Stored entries
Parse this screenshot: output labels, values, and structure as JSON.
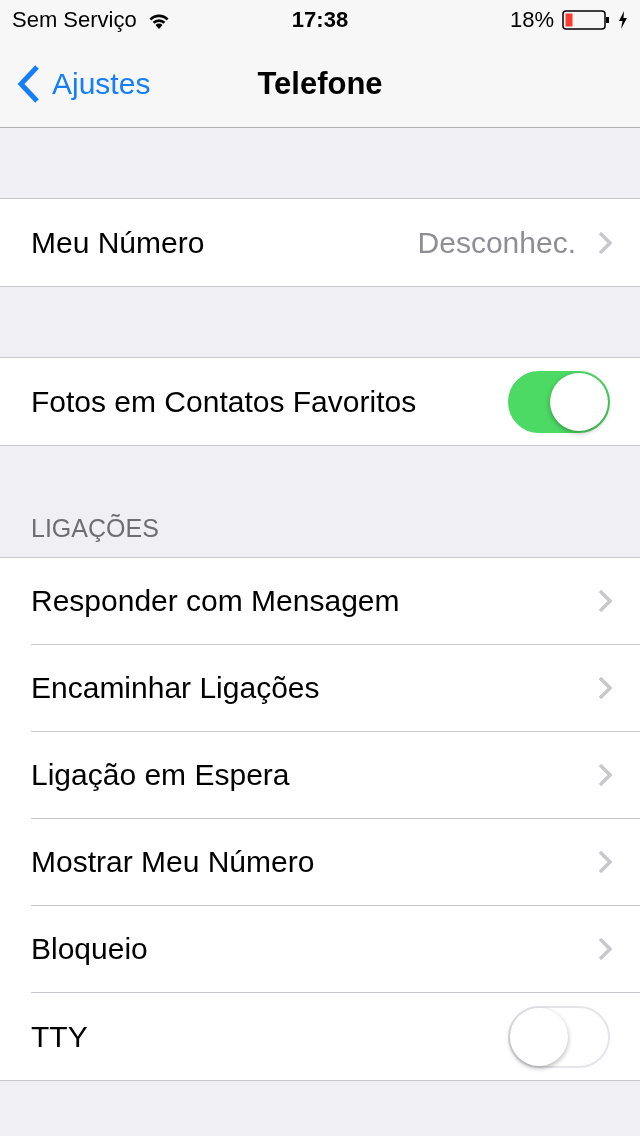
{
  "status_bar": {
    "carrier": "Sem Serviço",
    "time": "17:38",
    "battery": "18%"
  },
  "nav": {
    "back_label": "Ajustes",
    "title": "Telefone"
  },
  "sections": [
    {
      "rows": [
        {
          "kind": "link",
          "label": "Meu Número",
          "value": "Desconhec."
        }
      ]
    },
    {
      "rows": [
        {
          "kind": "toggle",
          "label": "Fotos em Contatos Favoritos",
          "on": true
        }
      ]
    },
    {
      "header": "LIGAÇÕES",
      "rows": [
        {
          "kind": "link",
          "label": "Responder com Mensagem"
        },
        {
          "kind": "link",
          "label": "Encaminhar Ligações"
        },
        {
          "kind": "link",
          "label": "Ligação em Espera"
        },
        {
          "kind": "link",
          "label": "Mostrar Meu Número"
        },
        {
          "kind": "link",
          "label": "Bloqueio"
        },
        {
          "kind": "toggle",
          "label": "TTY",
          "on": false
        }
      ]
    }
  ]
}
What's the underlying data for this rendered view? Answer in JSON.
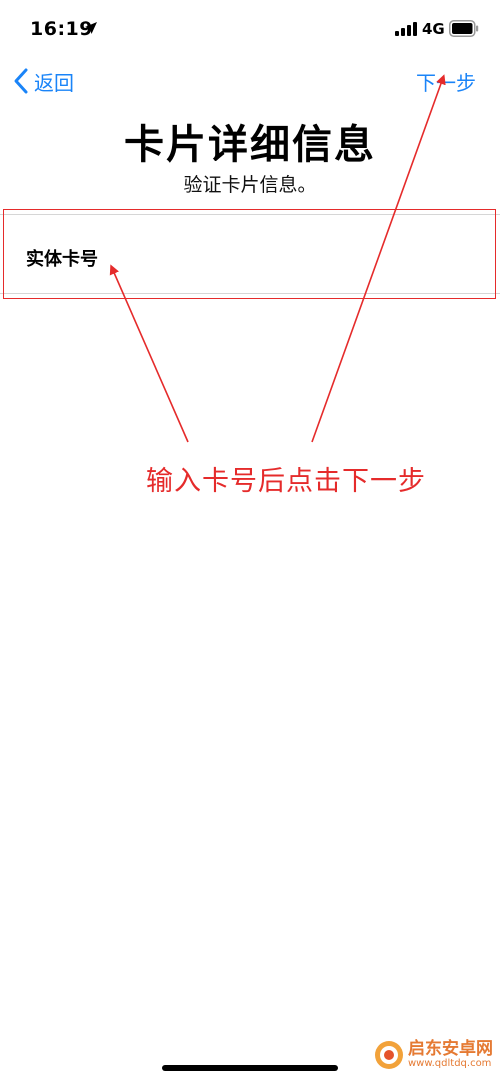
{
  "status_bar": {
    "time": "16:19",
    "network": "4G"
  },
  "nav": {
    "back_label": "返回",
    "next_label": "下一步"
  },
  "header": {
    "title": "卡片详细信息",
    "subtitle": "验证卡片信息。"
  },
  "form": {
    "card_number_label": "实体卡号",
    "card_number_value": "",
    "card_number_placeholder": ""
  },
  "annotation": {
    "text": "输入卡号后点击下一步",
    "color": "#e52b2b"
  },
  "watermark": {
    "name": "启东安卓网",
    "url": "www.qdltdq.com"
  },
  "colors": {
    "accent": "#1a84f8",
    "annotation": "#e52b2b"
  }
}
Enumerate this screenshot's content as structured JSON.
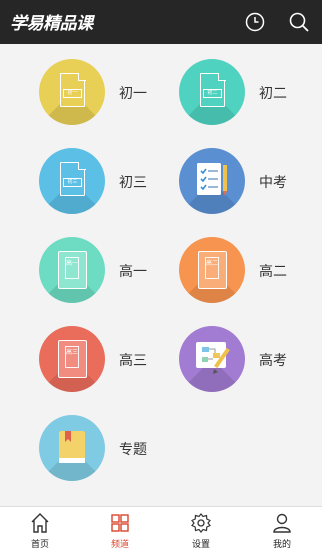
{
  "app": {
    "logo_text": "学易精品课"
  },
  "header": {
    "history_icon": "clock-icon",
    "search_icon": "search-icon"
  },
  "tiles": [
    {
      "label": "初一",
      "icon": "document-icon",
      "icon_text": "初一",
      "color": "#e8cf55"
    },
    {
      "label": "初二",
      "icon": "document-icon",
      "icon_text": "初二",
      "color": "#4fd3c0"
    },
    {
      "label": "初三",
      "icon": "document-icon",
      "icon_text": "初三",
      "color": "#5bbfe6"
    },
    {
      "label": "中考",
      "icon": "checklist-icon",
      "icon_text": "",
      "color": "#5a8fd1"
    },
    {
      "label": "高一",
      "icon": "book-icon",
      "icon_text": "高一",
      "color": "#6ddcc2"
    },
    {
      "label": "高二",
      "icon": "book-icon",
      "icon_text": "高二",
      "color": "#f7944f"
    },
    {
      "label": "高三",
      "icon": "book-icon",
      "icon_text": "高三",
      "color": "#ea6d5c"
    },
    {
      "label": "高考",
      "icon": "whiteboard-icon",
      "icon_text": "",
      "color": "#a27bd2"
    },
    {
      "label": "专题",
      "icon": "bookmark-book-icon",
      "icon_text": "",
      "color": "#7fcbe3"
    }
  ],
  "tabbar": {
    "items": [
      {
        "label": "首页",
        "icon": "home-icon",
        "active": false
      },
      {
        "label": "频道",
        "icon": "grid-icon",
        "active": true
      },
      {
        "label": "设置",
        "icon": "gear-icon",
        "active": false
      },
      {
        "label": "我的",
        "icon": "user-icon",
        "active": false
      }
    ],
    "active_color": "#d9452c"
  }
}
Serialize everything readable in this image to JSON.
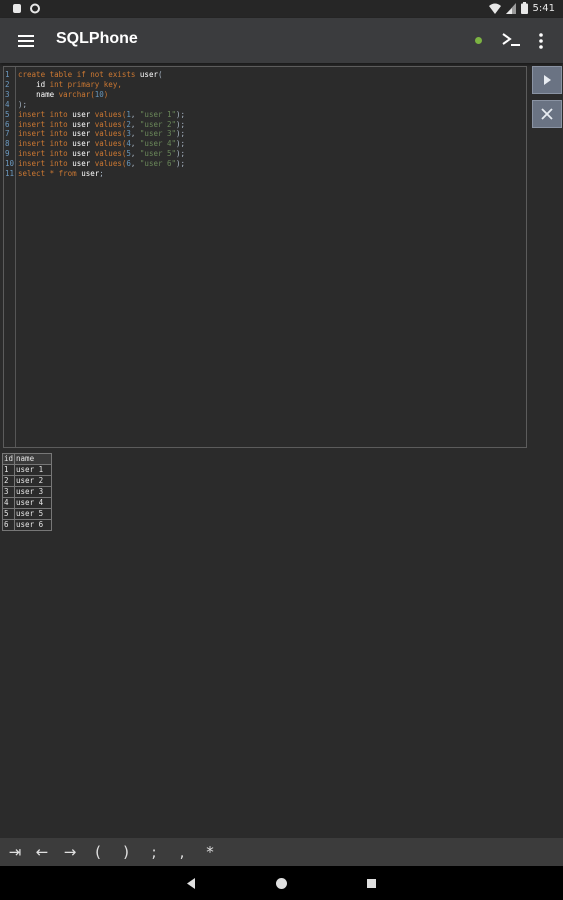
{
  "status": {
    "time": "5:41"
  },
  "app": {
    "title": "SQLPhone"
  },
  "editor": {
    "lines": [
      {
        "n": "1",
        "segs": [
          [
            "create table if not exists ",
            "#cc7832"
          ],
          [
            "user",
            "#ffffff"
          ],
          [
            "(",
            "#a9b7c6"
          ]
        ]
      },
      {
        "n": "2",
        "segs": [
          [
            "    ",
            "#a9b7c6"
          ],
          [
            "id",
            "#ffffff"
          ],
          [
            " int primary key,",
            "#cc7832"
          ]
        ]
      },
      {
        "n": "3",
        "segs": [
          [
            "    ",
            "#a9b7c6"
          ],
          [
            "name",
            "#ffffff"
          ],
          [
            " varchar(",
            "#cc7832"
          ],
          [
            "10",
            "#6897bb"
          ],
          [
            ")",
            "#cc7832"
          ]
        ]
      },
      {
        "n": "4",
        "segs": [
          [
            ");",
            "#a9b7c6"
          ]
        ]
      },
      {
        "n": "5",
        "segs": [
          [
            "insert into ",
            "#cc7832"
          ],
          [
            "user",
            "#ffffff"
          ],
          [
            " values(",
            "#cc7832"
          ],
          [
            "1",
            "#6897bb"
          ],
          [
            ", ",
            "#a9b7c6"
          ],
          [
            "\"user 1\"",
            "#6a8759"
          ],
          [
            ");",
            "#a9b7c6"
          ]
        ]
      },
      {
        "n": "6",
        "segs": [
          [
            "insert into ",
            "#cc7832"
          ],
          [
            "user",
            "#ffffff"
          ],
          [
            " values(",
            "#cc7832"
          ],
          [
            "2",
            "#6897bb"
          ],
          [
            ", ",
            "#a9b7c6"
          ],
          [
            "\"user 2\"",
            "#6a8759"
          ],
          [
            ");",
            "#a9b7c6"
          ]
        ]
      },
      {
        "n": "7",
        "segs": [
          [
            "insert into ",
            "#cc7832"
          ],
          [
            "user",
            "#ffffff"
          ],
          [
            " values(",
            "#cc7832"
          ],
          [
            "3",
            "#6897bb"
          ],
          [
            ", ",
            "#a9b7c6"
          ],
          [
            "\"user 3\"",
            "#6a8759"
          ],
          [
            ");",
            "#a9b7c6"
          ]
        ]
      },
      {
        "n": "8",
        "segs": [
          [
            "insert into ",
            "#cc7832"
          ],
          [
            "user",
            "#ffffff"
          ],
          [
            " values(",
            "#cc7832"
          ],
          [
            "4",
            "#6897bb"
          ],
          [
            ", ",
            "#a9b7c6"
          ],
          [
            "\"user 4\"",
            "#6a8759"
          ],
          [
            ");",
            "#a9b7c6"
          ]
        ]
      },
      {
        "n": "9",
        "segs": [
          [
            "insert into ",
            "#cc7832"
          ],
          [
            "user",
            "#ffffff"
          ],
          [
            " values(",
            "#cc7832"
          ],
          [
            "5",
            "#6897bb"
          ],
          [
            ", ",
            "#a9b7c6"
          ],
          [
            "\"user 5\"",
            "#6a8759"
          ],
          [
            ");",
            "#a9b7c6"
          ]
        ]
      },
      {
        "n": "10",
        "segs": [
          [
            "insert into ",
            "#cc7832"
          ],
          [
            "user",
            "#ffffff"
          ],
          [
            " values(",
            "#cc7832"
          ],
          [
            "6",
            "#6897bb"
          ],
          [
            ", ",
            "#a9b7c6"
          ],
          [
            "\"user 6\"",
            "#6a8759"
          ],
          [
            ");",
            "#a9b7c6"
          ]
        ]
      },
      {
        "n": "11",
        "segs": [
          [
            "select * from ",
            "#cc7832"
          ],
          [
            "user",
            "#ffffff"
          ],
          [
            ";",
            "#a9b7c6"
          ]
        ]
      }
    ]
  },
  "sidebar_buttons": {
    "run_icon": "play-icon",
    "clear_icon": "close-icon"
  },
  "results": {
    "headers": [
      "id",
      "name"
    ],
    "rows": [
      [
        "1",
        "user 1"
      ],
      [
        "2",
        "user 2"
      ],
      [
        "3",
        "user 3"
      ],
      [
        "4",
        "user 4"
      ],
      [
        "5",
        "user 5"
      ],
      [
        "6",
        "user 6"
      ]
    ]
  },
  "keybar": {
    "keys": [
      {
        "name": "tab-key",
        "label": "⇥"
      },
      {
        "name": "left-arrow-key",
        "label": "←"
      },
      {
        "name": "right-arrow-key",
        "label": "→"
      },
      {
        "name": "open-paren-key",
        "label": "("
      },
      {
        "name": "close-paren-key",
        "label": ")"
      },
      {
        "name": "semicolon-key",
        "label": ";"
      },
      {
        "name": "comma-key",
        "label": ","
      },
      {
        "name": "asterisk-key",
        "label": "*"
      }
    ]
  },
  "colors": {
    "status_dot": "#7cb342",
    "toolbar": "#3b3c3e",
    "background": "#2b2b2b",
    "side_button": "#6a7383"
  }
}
---
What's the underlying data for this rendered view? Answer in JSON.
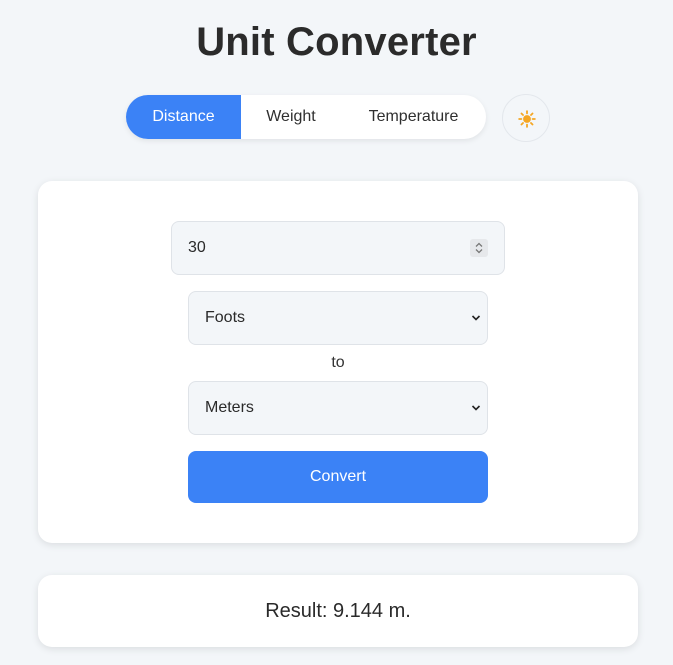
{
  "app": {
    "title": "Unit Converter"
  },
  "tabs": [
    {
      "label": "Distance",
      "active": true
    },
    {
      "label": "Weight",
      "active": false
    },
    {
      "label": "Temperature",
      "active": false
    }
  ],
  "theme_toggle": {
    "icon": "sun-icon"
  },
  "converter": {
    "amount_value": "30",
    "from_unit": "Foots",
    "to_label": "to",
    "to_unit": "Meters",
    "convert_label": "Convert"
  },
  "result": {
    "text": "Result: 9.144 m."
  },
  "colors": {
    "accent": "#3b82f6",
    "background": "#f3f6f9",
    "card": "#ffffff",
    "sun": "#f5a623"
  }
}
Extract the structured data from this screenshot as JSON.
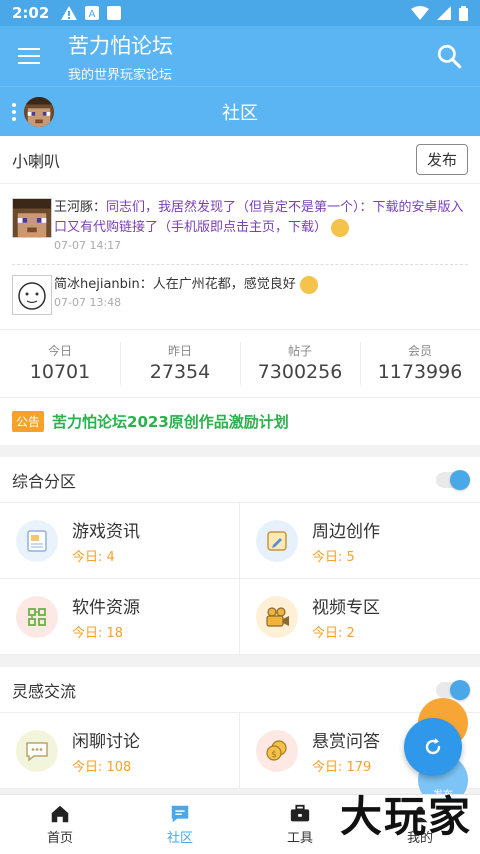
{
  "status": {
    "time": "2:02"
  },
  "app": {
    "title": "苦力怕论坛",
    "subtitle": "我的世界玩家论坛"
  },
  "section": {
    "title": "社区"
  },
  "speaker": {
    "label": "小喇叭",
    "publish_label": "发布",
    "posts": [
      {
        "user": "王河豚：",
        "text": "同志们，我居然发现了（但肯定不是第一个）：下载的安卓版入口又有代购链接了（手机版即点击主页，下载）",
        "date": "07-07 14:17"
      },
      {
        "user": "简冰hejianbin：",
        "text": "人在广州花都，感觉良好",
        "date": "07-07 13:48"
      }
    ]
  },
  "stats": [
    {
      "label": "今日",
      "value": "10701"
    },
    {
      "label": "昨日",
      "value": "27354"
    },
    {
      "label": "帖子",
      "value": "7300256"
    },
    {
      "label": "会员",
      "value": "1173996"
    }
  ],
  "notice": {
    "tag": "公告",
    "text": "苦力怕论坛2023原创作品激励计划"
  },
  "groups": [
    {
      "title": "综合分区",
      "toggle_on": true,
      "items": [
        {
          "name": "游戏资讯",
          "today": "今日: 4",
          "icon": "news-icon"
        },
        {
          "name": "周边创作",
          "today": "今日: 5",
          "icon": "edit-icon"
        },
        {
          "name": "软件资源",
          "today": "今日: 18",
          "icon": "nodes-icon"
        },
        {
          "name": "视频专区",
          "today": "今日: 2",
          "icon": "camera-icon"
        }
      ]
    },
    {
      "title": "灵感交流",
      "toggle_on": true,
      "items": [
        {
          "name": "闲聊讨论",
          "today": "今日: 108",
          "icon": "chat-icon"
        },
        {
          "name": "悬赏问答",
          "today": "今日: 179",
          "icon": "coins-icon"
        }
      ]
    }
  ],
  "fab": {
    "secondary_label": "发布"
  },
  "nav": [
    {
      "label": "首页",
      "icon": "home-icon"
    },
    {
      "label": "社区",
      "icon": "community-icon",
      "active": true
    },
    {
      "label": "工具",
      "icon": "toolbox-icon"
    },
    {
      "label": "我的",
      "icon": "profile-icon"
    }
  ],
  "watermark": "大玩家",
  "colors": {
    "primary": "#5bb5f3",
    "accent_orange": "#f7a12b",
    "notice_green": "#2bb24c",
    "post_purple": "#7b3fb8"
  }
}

**AIM OF THE TASK:**
From the data, collect all lines where the string "paren" appears.

**RESULT:**
        "name": "open-paren-key",
        "name": "close-paren-key",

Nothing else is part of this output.